> WRITTEN TASK
Reproduce the full listing below unchanged, apart from the pictures.

** START DATA FOR PROCESSING **

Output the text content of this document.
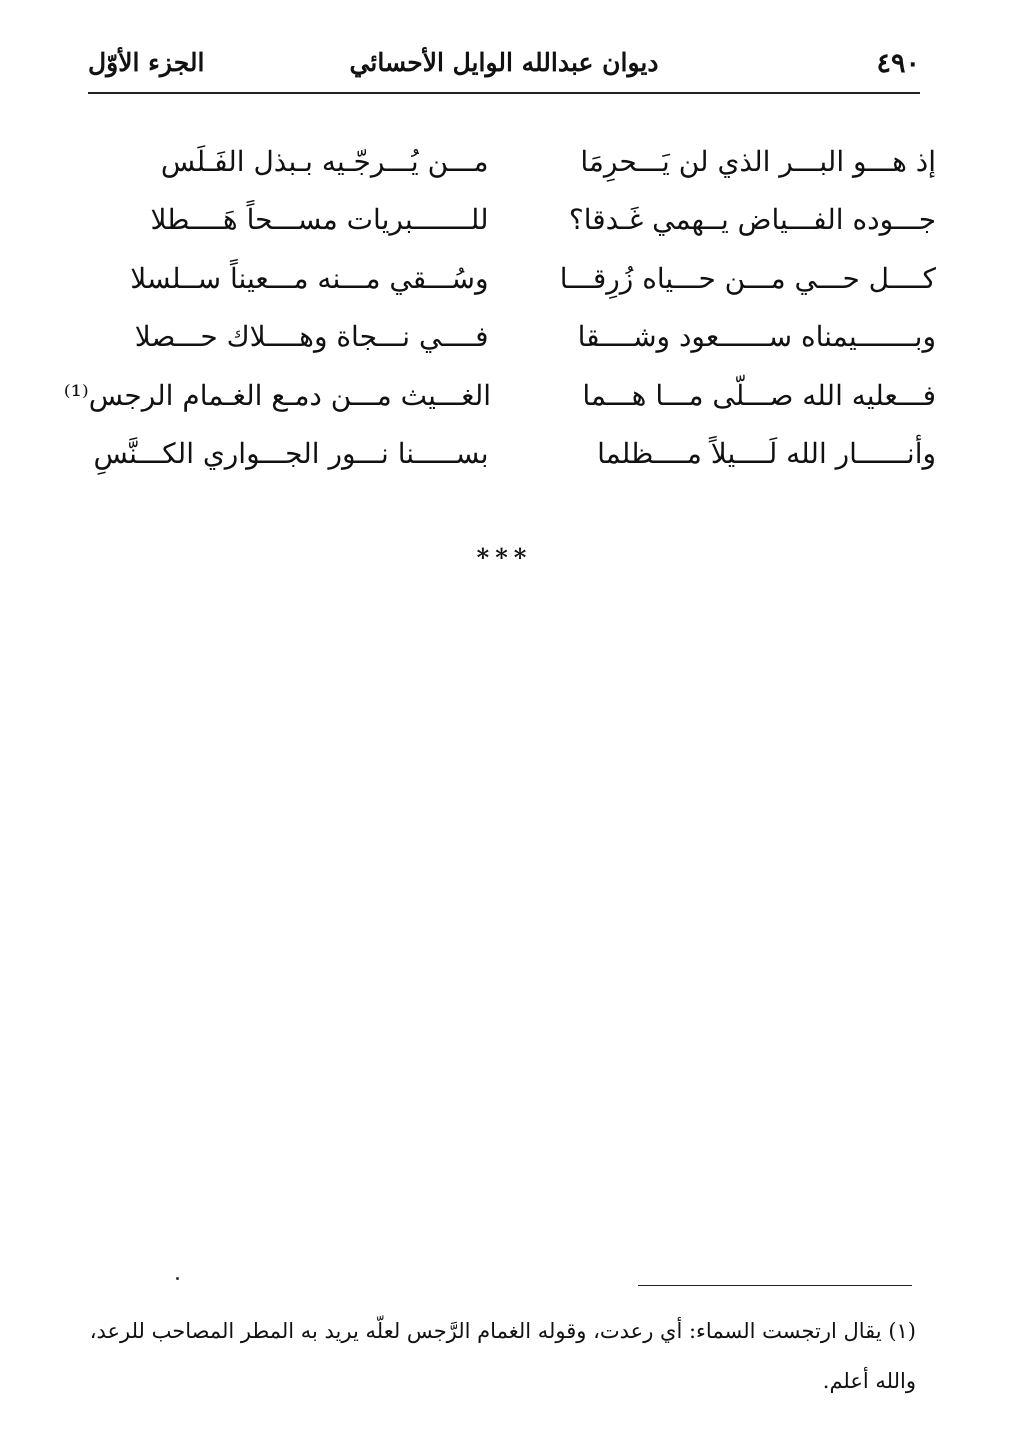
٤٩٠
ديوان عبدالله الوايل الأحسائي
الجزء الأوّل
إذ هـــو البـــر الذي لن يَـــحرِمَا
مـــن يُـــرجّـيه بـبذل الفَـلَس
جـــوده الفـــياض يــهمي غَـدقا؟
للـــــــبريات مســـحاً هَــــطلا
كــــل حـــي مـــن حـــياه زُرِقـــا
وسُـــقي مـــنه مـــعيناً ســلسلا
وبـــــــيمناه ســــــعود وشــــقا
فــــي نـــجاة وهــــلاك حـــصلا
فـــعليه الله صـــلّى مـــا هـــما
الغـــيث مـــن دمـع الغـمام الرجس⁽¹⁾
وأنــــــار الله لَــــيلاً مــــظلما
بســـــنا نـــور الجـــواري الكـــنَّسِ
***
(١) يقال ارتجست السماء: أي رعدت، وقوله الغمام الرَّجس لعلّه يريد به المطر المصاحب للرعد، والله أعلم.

** END DATA FOR PROCESSING **

> RESULT
Output the text content of this document.
٤٩٠
ديوان عبدالله الوايل الأحسائي
الجزء الأوّل
إذ هـــو البـــر الذي لن يَـــحرِمَا
مـــن يُـــرجّـيه بـبذل الفَـلَس
جـــوده الفـــياض يــهمي غَـدقا؟
للـــــــبريات مســـحاً هَــــطلا
كــــل حـــي مـــن حـــياه زُرِقـــا
وسُـــقي مـــنه مـــعيناً ســلسلا
وبـــــــيمناه ســــــعود وشــــقا
فــــي نـــجاة وهــــلاك حـــصلا
فـــعليه الله صـــلّى مـــا هـــما
الغـــيث مـــن دمـع الغـمام الرجس⁽¹⁾
وأنــــــار الله لَــــيلاً مــــظلما
بســـــنا نـــور الجـــواري الكـــنَّسِ
***
(١) يقال ارتجست السماء: أي رعدت، وقوله الغمام الرَّجس لعلّه يريد به المطر المصاحب للرعد، والله أعلم.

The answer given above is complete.